Material:
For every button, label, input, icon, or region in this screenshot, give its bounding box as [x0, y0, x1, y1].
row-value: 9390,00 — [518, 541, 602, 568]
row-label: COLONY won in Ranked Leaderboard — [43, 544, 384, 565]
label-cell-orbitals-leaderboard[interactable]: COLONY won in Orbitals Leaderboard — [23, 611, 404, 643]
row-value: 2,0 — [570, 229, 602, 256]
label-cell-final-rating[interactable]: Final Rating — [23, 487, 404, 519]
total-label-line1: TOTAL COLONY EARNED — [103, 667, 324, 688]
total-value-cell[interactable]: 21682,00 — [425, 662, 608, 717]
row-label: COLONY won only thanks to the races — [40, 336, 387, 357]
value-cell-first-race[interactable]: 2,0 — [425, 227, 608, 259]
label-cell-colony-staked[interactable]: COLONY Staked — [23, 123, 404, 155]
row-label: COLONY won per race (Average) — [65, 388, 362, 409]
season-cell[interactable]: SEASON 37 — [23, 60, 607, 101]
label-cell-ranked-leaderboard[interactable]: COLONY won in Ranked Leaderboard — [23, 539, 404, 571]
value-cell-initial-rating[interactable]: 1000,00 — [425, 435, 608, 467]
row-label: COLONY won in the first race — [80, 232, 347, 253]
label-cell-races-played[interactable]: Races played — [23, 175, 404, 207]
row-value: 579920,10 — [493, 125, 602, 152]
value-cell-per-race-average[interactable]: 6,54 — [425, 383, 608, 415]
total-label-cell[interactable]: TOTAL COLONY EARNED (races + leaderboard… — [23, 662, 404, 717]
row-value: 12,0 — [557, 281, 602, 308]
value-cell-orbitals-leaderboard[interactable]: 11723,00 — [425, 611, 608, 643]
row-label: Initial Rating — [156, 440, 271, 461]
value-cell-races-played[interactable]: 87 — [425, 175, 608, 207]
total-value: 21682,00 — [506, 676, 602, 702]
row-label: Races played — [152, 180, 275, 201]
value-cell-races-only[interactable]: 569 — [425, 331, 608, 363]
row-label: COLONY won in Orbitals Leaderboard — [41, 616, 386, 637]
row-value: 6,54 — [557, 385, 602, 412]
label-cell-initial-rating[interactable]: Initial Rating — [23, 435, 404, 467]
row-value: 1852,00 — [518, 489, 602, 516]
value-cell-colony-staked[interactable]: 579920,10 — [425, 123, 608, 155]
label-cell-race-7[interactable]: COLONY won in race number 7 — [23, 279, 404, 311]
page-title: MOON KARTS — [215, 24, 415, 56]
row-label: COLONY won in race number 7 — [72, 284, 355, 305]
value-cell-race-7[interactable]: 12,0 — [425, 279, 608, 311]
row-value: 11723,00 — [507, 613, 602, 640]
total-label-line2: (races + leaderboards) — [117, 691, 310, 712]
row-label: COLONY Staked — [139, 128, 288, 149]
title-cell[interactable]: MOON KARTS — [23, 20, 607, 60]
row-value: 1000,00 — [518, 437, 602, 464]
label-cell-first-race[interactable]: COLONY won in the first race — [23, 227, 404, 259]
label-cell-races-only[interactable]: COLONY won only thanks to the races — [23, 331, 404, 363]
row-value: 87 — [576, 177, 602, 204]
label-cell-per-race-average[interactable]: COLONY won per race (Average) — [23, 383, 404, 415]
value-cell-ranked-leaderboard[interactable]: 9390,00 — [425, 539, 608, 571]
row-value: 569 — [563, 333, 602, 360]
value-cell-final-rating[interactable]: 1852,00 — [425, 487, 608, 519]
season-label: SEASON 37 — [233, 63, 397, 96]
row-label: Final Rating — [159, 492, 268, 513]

Task to carry out: Copy every row above word for word, without changing a single character.

The result:
For every button, label, input, icon, or region in this screenshot, give its bounding box as [x0, y0, x1, y1].
row-value: 9390,00 — [518, 541, 602, 568]
row-label: COLONY won in Ranked Leaderboard — [43, 544, 384, 565]
label-cell-orbitals-leaderboard[interactable]: COLONY won in Orbitals Leaderboard — [23, 611, 404, 643]
row-value: 2,0 — [570, 229, 602, 256]
label-cell-final-rating[interactable]: Final Rating — [23, 487, 404, 519]
total-label-line1: TOTAL COLONY EARNED — [103, 667, 324, 688]
total-value-cell[interactable]: 21682,00 — [425, 662, 608, 717]
row-label: COLONY won only thanks to the races — [40, 336, 387, 357]
value-cell-first-race[interactable]: 2,0 — [425, 227, 608, 259]
label-cell-colony-staked[interactable]: COLONY Staked — [23, 123, 404, 155]
row-label: COLONY won per race (Average) — [65, 388, 362, 409]
season-cell[interactable]: SEASON 37 — [23, 60, 607, 101]
label-cell-ranked-leaderboard[interactable]: COLONY won in Ranked Leaderboard — [23, 539, 404, 571]
value-cell-initial-rating[interactable]: 1000,00 — [425, 435, 608, 467]
row-label: COLONY won in the first race — [80, 232, 347, 253]
label-cell-races-played[interactable]: Races played — [23, 175, 404, 207]
row-value: 579920,10 — [493, 125, 602, 152]
value-cell-per-race-average[interactable]: 6,54 — [425, 383, 608, 415]
total-label-cell[interactable]: TOTAL COLONY EARNED (races + leaderboard… — [23, 662, 404, 717]
row-value: 12,0 — [557, 281, 602, 308]
value-cell-orbitals-leaderboard[interactable]: 11723,00 — [425, 611, 608, 643]
row-label: Initial Rating — [156, 440, 271, 461]
value-cell-races-played[interactable]: 87 — [425, 175, 608, 207]
total-value: 21682,00 — [506, 676, 602, 702]
row-label: Races played — [152, 180, 275, 201]
value-cell-races-only[interactable]: 569 — [425, 331, 608, 363]
row-label: COLONY won in Orbitals Leaderboard — [41, 616, 386, 637]
row-value: 6,54 — [557, 385, 602, 412]
label-cell-initial-rating[interactable]: Initial Rating — [23, 435, 404, 467]
row-value: 1852,00 — [518, 489, 602, 516]
value-cell-colony-staked[interactable]: 579920,10 — [425, 123, 608, 155]
label-cell-race-7[interactable]: COLONY won in race number 7 — [23, 279, 404, 311]
page-title: MOON KARTS — [215, 24, 415, 56]
row-label: COLONY won in race number 7 — [72, 284, 355, 305]
value-cell-race-7[interactable]: 12,0 — [425, 279, 608, 311]
row-value: 11723,00 — [507, 613, 602, 640]
total-label-line2: (races + leaderboards) — [117, 691, 310, 712]
row-label: COLONY Staked — [139, 128, 288, 149]
title-cell[interactable]: MOON KARTS — [23, 20, 607, 60]
row-value: 1000,00 — [518, 437, 602, 464]
label-cell-first-race[interactable]: COLONY won in the first race — [23, 227, 404, 259]
label-cell-races-only[interactable]: COLONY won only thanks to the races — [23, 331, 404, 363]
row-value: 87 — [576, 177, 602, 204]
label-cell-per-race-average[interactable]: COLONY won per race (Average) — [23, 383, 404, 415]
value-cell-ranked-leaderboard[interactable]: 9390,00 — [425, 539, 608, 571]
row-value: 569 — [563, 333, 602, 360]
value-cell-final-rating[interactable]: 1852,00 — [425, 487, 608, 519]
season-label: SEASON 37 — [233, 63, 397, 96]
row-label: Final Rating — [159, 492, 268, 513]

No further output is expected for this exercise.